### WORK INSTRUCTIONS
Copy all lines holding the word "screenshot" from the entries.

### TASK MATERIAL
+-------+
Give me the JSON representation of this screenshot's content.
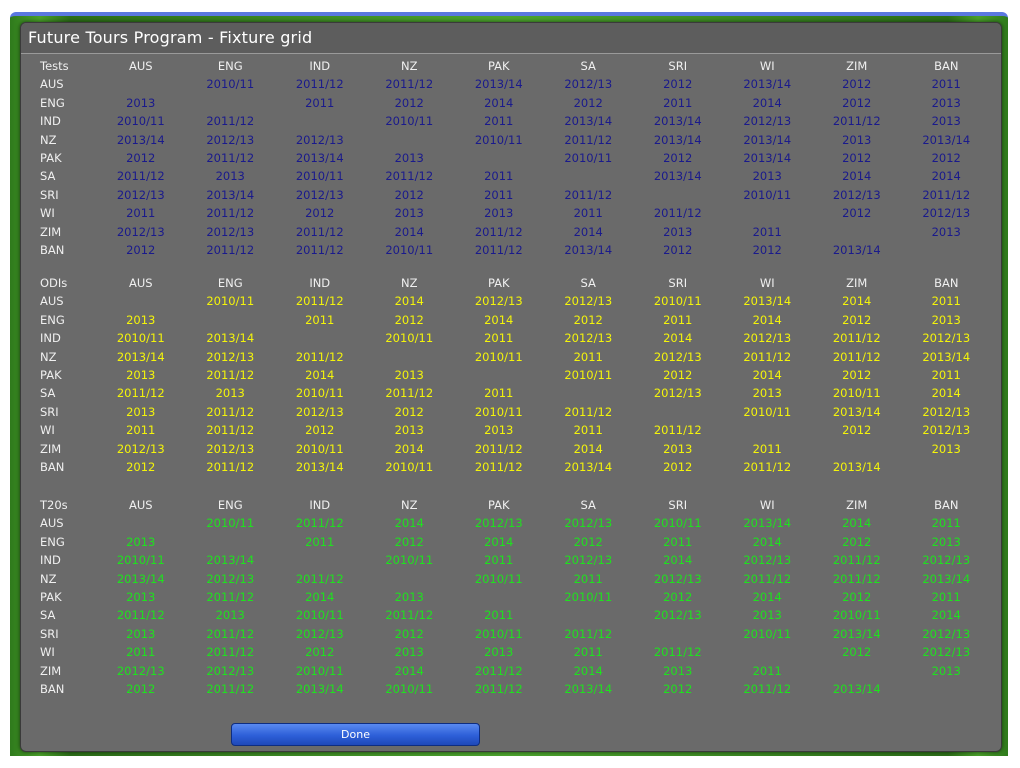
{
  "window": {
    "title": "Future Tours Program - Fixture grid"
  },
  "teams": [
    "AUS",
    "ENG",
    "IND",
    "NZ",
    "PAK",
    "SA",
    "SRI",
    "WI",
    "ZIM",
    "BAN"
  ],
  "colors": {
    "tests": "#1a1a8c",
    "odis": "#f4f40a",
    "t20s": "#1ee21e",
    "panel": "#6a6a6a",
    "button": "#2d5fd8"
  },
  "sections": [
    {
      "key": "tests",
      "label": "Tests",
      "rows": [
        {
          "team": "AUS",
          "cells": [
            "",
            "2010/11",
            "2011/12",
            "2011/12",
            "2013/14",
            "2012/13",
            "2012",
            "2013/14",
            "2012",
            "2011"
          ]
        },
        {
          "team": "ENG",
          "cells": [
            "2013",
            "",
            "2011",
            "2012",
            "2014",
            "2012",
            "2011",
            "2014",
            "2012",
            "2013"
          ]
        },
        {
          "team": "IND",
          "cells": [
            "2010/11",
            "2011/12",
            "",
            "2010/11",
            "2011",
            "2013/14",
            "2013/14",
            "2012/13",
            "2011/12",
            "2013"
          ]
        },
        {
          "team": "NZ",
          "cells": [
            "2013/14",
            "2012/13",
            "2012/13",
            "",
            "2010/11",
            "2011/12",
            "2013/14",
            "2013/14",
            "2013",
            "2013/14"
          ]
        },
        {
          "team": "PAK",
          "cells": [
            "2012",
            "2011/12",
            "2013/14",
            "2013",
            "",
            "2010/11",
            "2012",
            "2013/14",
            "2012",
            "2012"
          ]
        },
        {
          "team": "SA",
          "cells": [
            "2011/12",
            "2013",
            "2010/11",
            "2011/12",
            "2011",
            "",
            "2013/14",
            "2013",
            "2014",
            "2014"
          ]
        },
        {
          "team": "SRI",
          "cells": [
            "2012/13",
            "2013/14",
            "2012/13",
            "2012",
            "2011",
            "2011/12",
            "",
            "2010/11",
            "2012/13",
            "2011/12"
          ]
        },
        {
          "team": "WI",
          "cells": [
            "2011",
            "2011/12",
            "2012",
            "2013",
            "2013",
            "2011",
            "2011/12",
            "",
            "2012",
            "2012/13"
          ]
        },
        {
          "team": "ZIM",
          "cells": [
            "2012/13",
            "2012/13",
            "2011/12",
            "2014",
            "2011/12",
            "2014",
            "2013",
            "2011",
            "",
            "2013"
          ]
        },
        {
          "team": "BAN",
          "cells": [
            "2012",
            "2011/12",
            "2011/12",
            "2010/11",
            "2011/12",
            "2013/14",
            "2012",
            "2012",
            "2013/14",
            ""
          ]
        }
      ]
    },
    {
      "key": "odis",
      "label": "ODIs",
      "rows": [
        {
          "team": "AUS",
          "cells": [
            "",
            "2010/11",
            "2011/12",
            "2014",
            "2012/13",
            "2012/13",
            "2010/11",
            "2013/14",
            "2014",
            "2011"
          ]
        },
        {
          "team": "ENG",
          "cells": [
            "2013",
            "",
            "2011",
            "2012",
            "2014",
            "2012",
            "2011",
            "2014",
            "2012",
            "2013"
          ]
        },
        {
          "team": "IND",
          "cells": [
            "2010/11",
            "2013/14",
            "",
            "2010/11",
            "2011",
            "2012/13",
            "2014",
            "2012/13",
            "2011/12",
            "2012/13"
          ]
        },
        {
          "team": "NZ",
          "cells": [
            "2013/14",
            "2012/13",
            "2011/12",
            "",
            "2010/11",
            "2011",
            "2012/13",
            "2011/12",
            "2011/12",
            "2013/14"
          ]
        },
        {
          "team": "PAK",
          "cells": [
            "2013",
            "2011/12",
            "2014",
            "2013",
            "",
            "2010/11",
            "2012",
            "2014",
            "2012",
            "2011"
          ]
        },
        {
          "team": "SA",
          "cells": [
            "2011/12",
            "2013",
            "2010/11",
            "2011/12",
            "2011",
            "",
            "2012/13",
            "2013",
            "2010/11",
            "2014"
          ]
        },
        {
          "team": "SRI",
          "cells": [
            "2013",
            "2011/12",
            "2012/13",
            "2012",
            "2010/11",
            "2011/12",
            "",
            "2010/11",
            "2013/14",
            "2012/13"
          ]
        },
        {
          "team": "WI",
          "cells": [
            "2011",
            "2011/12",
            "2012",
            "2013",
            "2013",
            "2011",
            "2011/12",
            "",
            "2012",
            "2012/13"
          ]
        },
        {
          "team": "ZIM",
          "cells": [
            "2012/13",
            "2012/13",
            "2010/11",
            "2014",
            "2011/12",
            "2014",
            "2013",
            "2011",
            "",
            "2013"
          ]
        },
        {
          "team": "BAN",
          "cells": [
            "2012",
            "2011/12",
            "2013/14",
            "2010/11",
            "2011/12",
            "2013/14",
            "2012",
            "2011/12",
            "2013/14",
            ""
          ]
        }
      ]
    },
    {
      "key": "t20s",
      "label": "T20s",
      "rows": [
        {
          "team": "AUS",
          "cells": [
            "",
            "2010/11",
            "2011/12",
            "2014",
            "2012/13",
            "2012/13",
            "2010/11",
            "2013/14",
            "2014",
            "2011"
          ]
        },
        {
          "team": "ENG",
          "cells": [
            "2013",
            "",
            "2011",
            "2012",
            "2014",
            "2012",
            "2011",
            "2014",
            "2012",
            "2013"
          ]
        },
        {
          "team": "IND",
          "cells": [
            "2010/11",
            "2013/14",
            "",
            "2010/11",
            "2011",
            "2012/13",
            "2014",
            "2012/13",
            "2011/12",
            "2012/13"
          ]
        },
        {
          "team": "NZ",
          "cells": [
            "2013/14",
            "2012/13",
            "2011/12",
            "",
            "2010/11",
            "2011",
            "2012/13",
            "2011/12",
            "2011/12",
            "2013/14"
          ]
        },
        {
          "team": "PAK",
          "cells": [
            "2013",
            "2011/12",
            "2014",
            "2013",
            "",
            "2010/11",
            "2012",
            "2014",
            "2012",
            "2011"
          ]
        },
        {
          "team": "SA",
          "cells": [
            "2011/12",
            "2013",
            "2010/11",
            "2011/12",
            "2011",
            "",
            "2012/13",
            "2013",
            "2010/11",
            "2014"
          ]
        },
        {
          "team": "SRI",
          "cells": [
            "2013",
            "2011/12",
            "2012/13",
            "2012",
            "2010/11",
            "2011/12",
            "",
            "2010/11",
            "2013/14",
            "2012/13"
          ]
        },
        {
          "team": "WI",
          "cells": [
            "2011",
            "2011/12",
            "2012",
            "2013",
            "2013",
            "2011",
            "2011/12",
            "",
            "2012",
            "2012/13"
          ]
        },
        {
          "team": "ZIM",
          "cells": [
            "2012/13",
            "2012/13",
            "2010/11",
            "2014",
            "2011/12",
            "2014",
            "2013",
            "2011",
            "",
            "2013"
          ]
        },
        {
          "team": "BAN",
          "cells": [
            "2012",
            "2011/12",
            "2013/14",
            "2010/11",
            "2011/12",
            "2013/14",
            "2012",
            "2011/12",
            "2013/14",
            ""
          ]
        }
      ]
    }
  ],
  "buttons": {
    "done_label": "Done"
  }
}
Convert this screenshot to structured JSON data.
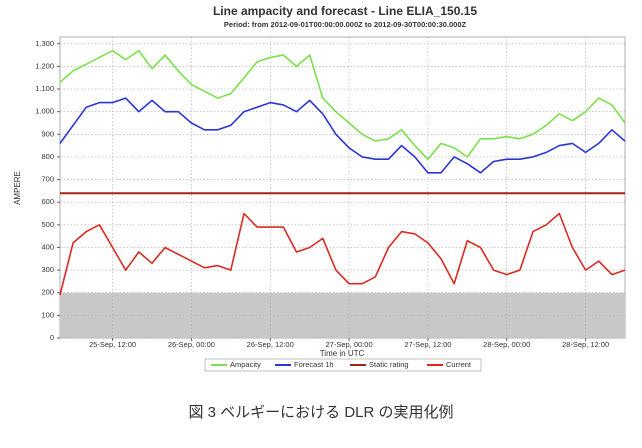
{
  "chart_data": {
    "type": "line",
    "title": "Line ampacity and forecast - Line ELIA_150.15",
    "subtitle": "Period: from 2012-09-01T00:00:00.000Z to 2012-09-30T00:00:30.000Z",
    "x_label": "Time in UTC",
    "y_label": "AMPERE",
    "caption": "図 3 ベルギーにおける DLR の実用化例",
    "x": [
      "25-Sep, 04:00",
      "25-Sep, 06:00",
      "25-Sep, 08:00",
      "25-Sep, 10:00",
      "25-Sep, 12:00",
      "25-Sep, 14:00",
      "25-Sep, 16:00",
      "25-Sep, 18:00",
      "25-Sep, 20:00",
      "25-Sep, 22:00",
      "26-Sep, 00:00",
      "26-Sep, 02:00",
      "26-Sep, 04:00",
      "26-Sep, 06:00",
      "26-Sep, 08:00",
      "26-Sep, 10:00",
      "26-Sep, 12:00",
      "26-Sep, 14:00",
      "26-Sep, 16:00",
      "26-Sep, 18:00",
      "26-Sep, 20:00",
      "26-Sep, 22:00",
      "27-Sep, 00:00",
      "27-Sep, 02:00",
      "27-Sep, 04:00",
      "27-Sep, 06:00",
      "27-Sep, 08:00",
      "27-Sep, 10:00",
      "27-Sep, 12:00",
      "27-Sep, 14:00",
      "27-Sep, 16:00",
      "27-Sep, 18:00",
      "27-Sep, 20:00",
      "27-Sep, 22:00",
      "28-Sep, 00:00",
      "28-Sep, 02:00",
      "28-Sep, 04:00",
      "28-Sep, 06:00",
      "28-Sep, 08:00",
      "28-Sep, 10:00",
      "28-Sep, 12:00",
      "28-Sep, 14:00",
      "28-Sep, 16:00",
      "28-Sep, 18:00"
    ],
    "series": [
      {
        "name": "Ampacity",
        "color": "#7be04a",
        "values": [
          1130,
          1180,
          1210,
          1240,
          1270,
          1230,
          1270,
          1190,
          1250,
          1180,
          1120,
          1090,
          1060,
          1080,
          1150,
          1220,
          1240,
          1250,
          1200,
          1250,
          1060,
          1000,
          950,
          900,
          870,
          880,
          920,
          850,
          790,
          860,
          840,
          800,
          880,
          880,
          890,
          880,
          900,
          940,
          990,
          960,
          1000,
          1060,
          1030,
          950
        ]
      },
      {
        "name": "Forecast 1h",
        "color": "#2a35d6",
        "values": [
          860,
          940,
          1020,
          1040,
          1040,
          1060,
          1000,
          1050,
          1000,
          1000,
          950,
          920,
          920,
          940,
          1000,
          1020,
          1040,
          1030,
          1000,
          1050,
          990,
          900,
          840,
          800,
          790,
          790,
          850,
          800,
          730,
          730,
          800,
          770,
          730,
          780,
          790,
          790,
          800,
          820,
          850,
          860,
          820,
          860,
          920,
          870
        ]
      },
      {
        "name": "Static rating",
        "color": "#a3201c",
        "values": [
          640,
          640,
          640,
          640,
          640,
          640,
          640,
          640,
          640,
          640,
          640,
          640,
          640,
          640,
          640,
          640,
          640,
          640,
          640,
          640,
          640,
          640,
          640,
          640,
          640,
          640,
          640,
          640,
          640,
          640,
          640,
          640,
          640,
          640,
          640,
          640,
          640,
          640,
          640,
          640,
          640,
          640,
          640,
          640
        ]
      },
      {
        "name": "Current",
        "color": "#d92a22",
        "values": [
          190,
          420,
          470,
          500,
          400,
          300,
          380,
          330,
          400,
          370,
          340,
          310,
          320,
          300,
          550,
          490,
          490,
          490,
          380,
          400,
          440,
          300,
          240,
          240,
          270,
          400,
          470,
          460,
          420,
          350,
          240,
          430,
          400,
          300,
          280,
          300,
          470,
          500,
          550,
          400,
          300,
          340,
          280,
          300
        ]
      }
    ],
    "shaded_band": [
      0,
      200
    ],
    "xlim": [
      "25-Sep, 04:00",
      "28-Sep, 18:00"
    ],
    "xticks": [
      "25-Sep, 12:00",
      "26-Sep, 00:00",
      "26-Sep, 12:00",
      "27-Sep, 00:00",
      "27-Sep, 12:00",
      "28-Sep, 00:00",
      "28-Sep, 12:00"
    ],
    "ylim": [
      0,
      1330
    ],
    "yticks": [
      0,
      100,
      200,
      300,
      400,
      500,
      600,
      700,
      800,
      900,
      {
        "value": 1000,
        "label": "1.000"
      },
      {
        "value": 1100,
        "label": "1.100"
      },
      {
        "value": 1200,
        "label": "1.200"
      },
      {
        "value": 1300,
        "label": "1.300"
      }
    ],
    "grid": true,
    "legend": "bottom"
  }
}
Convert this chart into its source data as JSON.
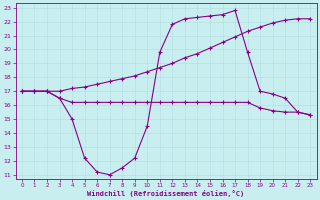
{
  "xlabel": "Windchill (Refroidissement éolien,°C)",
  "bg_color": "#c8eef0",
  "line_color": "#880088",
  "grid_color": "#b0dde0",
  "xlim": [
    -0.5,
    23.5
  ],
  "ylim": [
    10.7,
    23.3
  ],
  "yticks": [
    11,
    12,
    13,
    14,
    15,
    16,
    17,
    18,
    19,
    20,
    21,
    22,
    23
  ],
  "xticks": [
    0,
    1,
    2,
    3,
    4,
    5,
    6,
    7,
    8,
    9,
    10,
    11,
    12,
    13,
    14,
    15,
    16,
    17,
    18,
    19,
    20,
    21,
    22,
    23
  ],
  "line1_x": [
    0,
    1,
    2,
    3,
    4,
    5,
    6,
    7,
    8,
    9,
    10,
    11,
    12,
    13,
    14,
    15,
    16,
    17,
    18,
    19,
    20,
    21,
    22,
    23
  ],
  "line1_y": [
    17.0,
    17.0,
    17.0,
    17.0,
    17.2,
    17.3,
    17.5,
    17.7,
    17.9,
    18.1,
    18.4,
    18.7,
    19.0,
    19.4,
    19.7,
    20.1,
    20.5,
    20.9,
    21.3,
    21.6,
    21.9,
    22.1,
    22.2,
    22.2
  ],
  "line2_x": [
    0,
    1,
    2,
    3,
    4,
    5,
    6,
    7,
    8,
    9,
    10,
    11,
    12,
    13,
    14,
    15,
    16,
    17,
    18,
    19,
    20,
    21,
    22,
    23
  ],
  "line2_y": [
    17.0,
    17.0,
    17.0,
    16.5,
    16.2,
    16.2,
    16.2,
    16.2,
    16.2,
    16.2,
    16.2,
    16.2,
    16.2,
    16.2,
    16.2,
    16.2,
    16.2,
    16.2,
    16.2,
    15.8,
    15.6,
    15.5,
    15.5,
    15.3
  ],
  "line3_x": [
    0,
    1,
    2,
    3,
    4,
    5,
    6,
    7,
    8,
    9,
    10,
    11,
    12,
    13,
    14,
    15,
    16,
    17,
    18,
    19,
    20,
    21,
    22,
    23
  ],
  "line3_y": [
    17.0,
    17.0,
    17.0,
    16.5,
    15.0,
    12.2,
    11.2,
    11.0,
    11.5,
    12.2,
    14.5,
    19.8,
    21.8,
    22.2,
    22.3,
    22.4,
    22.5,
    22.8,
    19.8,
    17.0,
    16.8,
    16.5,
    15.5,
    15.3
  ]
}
+-------+
### EXERCISE OUTPUT
Give me the JSON representation of this screenshot's content.
Convert this screenshot to structured JSON data.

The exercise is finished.